■ **Extracted data**
━━━━━━━━━━
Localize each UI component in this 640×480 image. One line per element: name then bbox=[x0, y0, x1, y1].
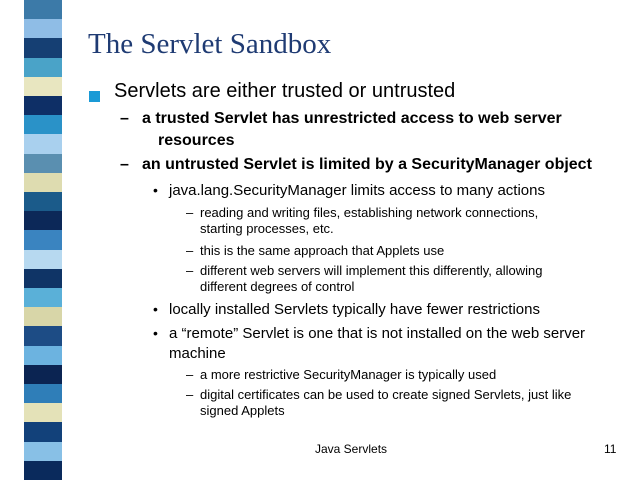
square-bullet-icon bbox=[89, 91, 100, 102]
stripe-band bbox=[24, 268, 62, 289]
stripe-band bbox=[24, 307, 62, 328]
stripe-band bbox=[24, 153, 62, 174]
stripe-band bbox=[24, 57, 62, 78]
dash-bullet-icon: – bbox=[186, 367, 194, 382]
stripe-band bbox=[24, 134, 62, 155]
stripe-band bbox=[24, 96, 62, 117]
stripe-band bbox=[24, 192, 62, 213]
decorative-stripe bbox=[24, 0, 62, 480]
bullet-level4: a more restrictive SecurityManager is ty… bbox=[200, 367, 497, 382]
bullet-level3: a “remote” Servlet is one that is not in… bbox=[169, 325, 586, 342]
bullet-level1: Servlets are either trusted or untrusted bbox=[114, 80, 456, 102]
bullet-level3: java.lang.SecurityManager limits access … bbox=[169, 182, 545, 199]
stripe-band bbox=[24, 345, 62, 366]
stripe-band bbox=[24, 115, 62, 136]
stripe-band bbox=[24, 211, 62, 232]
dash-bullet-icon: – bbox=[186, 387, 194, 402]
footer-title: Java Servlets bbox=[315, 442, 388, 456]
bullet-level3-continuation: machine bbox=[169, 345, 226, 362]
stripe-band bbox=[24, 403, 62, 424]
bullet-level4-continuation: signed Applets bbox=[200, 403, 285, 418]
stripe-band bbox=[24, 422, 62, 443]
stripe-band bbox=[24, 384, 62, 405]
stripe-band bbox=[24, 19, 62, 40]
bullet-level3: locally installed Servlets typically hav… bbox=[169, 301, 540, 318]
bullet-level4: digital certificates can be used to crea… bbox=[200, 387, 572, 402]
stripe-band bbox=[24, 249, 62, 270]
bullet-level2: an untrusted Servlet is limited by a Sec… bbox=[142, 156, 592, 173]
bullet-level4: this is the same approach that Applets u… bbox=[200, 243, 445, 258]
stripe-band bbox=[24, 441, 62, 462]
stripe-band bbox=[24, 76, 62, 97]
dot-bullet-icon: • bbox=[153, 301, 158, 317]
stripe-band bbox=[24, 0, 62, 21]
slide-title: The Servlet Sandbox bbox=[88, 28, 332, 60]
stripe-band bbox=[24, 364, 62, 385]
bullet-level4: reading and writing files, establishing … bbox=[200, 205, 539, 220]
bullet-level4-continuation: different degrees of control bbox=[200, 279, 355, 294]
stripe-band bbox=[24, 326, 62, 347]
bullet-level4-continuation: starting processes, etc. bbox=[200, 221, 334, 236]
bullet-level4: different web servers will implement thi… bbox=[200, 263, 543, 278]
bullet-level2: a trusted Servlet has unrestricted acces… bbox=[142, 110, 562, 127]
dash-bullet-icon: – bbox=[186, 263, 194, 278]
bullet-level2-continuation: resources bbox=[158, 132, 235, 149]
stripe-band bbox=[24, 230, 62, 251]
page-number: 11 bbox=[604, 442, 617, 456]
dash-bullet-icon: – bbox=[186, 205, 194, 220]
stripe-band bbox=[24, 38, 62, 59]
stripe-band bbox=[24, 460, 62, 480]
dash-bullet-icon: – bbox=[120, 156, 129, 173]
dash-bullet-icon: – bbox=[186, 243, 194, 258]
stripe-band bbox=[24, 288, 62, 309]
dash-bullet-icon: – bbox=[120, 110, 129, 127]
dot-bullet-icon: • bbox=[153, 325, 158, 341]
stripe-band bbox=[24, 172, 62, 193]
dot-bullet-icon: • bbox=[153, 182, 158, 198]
━━━━━━━━━━
Select every line in the rows above that contains the string "Applets", matching its case exactly.

bullet-level4-continuation: signed Applets bbox=[200, 403, 285, 418]
bullet-level4: this is the same approach that Applets u… bbox=[200, 243, 445, 258]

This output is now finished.